(begin)
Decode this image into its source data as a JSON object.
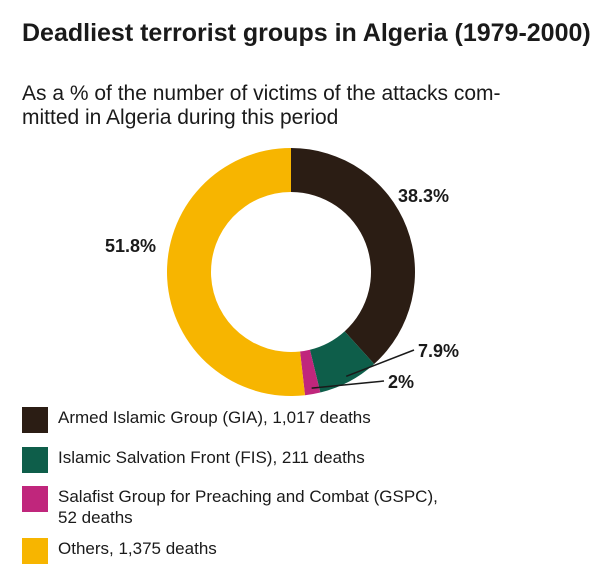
{
  "title": "Deadliest terrorist groups in Algeria (1979-2000)",
  "subtitle": "As a % of the number of victims of the attacks com-\nmitted in Algeria during this period",
  "chart_data": {
    "type": "pie",
    "donut": true,
    "slices": [
      {
        "name": "Armed Islamic Group (GIA)",
        "legend": "Armed Islamic Group (GIA), 1,017 deaths",
        "deaths": 1017,
        "percent": 38.3,
        "label": "38.3%",
        "color": "#2b1d14"
      },
      {
        "name": "Islamic Salvation Front (FIS)",
        "legend": "Islamic Salvation Front (FIS), 211 deaths",
        "deaths": 211,
        "percent": 7.9,
        "label": "7.9%",
        "color": "#0e5e4a"
      },
      {
        "name": "Salafist Group for Preaching and Combat (GSPC)",
        "legend": "Salafist Group for Preaching and Combat (GSPC),\n52 deaths",
        "deaths": 52,
        "percent": 2,
        "label": "2%",
        "color": "#c0267c"
      },
      {
        "name": "Others",
        "legend": "Others, 1,375 deaths",
        "deaths": 1375,
        "percent": 51.8,
        "label": "51.8%",
        "color": "#f7b500"
      }
    ],
    "legend_position": "bottom"
  }
}
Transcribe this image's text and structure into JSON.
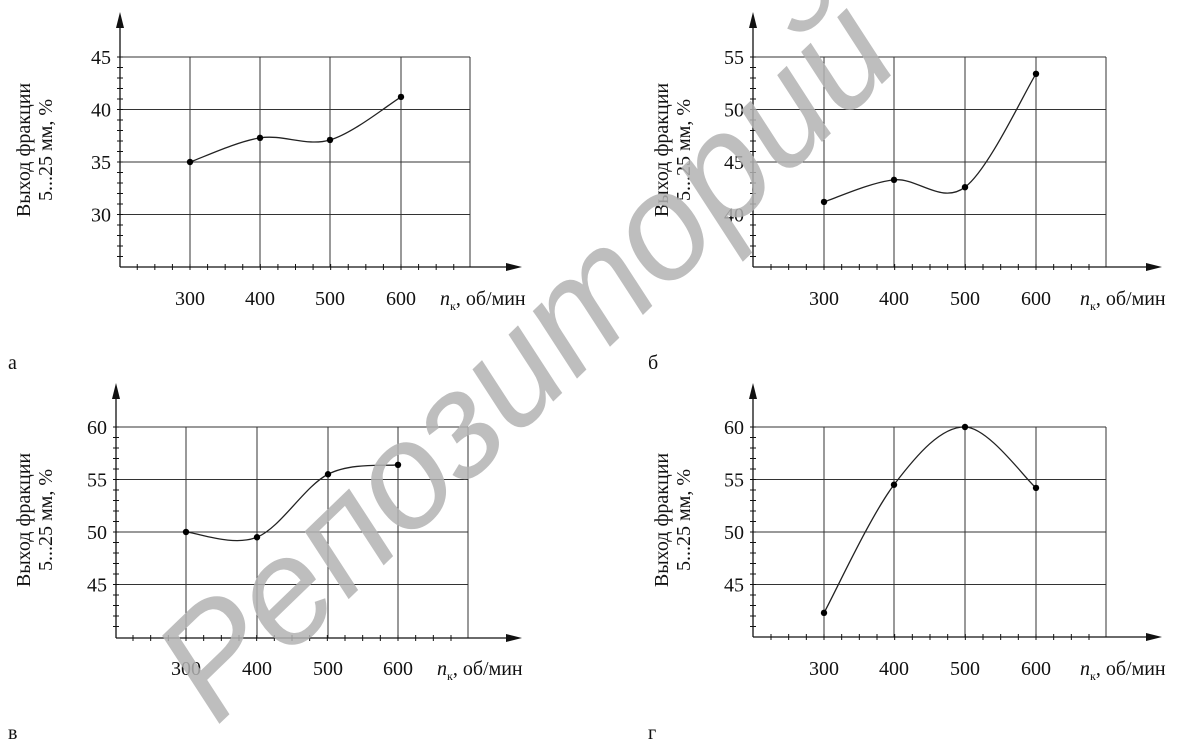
{
  "chart_data": [
    {
      "type": "line",
      "panel_label": "а",
      "ylabel_line1": "Выход фракции",
      "ylabel_line2": "5...25 мм, %",
      "xlabel_var": "n",
      "xlabel_sub": "к",
      "xlabel_unit": ", об/мин",
      "x": [
        300,
        400,
        500,
        600
      ],
      "values": [
        35.0,
        37.3,
        37.1,
        41.2
      ],
      "x_ticks": [
        "300",
        "400",
        "500",
        "600"
      ],
      "y_ticks": [
        30,
        35,
        40,
        45
      ],
      "ylim": [
        25,
        45
      ],
      "grid": true
    },
    {
      "type": "line",
      "panel_label": "б",
      "ylabel_line1": "Выход фракции",
      "ylabel_line2": "5...25 мм, %",
      "xlabel_var": "n",
      "xlabel_sub": "к",
      "xlabel_unit": ", об/мин",
      "x": [
        300,
        400,
        500,
        600
      ],
      "values": [
        41.2,
        43.3,
        42.6,
        53.4
      ],
      "x_ticks": [
        "300",
        "400",
        "500",
        "600"
      ],
      "y_ticks": [
        40,
        45,
        50,
        55
      ],
      "ylim": [
        35,
        55
      ],
      "grid": true
    },
    {
      "type": "line",
      "panel_label": "в",
      "ylabel_line1": "Выход фракции",
      "ylabel_line2": "5...25 мм, %",
      "xlabel_var": "n",
      "xlabel_sub": "к",
      "xlabel_unit": ", об/мин",
      "x": [
        300,
        400,
        500,
        600
      ],
      "values": [
        50.0,
        49.5,
        55.5,
        56.4
      ],
      "x_ticks": [
        "300",
        "400",
        "500",
        "600"
      ],
      "y_ticks": [
        45,
        50,
        55,
        60
      ],
      "ylim": [
        40,
        60
      ],
      "grid": true
    },
    {
      "type": "line",
      "panel_label": "г",
      "ylabel_line1": "Выход фракции",
      "ylabel_line2": "5...25 мм, %",
      "xlabel_var": "n",
      "xlabel_sub": "к",
      "xlabel_unit": ", об/мин",
      "x": [
        300,
        400,
        500,
        600
      ],
      "values": [
        42.3,
        54.5,
        60.0,
        54.2
      ],
      "x_ticks": [
        "300",
        "400",
        "500",
        "600"
      ],
      "y_ticks": [
        45,
        50,
        55,
        60
      ],
      "ylim": [
        40,
        60
      ],
      "grid": true
    }
  ],
  "watermark": {
    "text": "Репозиторий",
    "color": "#b3b3b3"
  },
  "style": {
    "line_color": "#222222",
    "grid_color": "#333333"
  }
}
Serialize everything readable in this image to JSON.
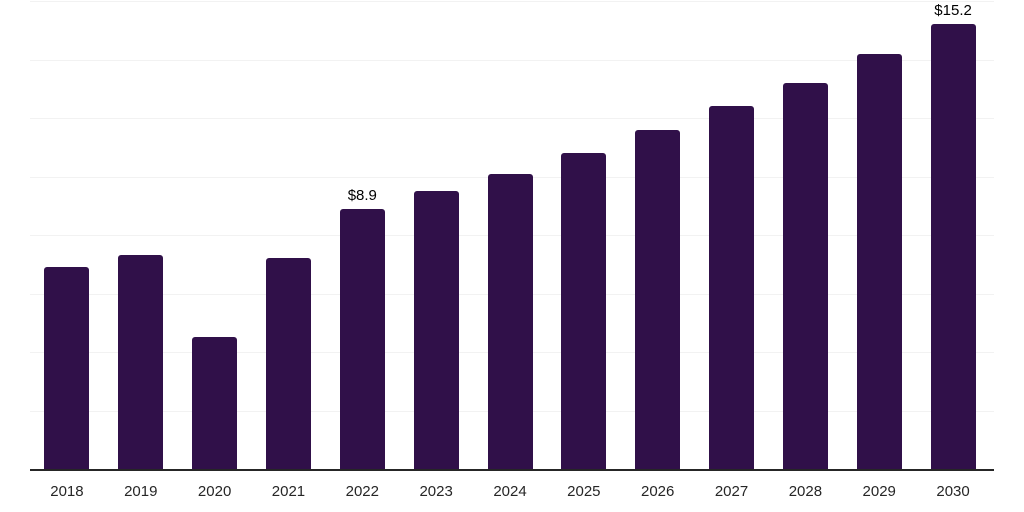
{
  "chart_data": {
    "type": "bar",
    "title": "",
    "xlabel": "",
    "ylabel": "",
    "categories": [
      "2018",
      "2019",
      "2020",
      "2021",
      "2022",
      "2023",
      "2024",
      "2025",
      "2026",
      "2027",
      "2028",
      "2029",
      "2030"
    ],
    "values": [
      6.9,
      7.3,
      4.5,
      7.2,
      8.9,
      9.5,
      10.1,
      10.8,
      11.6,
      12.4,
      13.2,
      14.2,
      15.2
    ],
    "data_labels": {
      "2022": "$8.9",
      "2030": "$15.2"
    },
    "ylim": [
      0,
      16
    ],
    "grid": true,
    "grid_step": 2,
    "legend": false,
    "colors": {
      "bar": "#301049",
      "gridline": "#f2f2f2",
      "axis": "#262626",
      "tick_label": "#262626",
      "value_label": "#000000",
      "background": "#ffffff"
    }
  }
}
(end)
§ **Directions for this task**: List every line from the entries above in which "GSPC" appears.

§ **Full response**:
        "name": "Salafist Group for Preaching and Combat (GSPC)",
        "legend": "Salafist Group for Preaching and Combat (GSPC),\n52 deaths",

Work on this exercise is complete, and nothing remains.